* **Task description**: Exclude images, then output the remaining data verbatim.

* **Working data**:

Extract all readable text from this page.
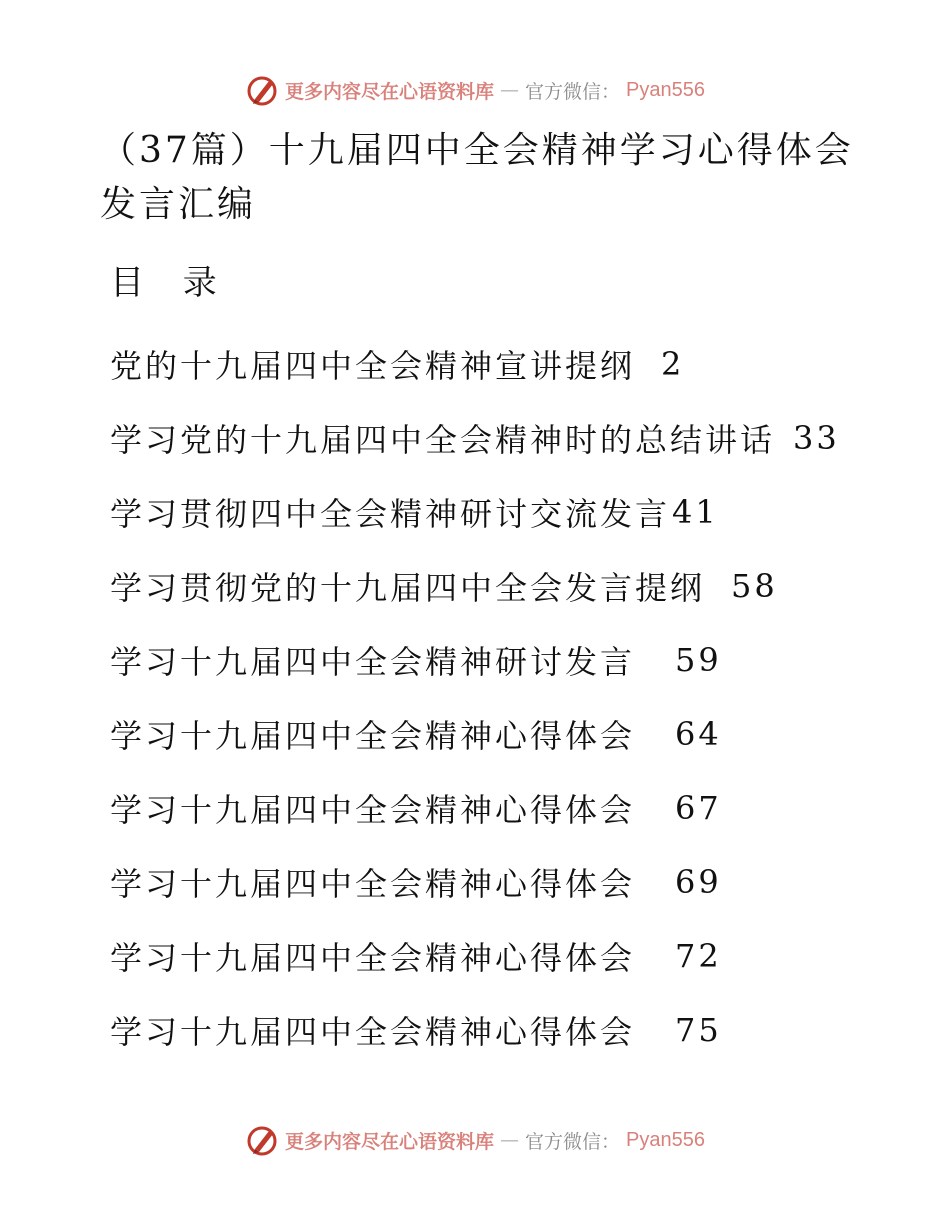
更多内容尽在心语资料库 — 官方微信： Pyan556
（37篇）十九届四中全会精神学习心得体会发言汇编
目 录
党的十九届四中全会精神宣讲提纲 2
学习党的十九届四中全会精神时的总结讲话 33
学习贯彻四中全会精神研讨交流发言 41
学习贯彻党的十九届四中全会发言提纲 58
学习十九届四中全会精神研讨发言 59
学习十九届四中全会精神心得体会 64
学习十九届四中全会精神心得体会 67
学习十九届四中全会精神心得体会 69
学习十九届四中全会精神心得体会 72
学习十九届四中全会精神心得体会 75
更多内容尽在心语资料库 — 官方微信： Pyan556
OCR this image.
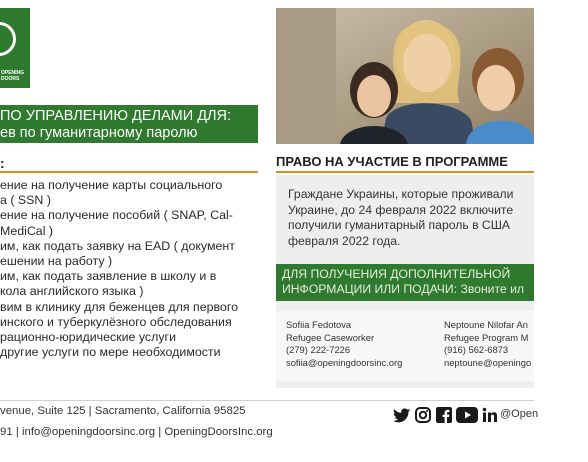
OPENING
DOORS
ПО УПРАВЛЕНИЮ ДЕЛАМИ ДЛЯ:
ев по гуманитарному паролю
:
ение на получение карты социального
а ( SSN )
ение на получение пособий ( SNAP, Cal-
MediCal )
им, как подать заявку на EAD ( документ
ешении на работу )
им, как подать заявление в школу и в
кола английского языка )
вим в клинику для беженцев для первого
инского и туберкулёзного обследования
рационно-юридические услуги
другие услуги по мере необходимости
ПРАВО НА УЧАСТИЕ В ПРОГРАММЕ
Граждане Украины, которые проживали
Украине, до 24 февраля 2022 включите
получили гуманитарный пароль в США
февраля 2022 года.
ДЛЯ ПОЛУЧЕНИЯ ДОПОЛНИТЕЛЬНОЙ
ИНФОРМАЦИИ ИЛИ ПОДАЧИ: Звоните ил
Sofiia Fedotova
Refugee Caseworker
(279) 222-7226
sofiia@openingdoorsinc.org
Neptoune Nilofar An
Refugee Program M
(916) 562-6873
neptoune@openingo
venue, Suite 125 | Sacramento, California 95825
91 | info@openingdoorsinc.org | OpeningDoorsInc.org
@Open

* **Answer to the task**:
Extract all readable text from this page.
更多内容尽在心语资料库 — 官方微信： Pyan556
（37篇）十九届四中全会精神学习心得体会发言汇编
目 录
党的十九届四中全会精神宣讲提纲 2
学习党的十九届四中全会精神时的总结讲话 33
学习贯彻四中全会精神研讨交流发言 41
学习贯彻党的十九届四中全会发言提纲 58
学习十九届四中全会精神研讨发言 59
学习十九届四中全会精神心得体会 64
学习十九届四中全会精神心得体会 67
学习十九届四中全会精神心得体会 69
学习十九届四中全会精神心得体会 72
学习十九届四中全会精神心得体会 75
更多内容尽在心语资料库 — 官方微信： Pyan556
OCR this image.
OPENING
DOORS
ПО УПРАВЛЕНИЮ ДЕЛАМИ ДЛЯ:
ев по гуманитарному паролю
:
ение на получение карты социального
а ( SSN )
ение на получение пособий ( SNAP, Cal-
MediCal )
им, как подать заявку на EAD ( документ
ешении на работу )
им, как подать заявление в школу и в
кола английского языка )
вим в клинику для беженцев для первого
инского и туберкулёзного обследования
рационно-юридические услуги
другие услуги по мере необходимости
ПРАВО НА УЧАСТИЕ В ПРОГРАММЕ
Граждане Украины, которые проживали
Украине, до 24 февраля 2022 включите
получили гуманитарный пароль в США
февраля 2022 года.
ДЛЯ ПОЛУЧЕНИЯ ДОПОЛНИТЕЛЬНОЙ
ИНФОРМАЦИИ ИЛИ ПОДАЧИ: Звоните ил
Sofiia Fedotova
Refugee Caseworker
(279) 222-7226
sofiia@openingdoorsinc.org
Neptoune Nilofar An
Refugee Program M
(916) 562-6873
neptoune@openingo
venue, Suite 125 | Sacramento, California 95825
91 | info@openingdoorsinc.org | OpeningDoorsInc.org
@Open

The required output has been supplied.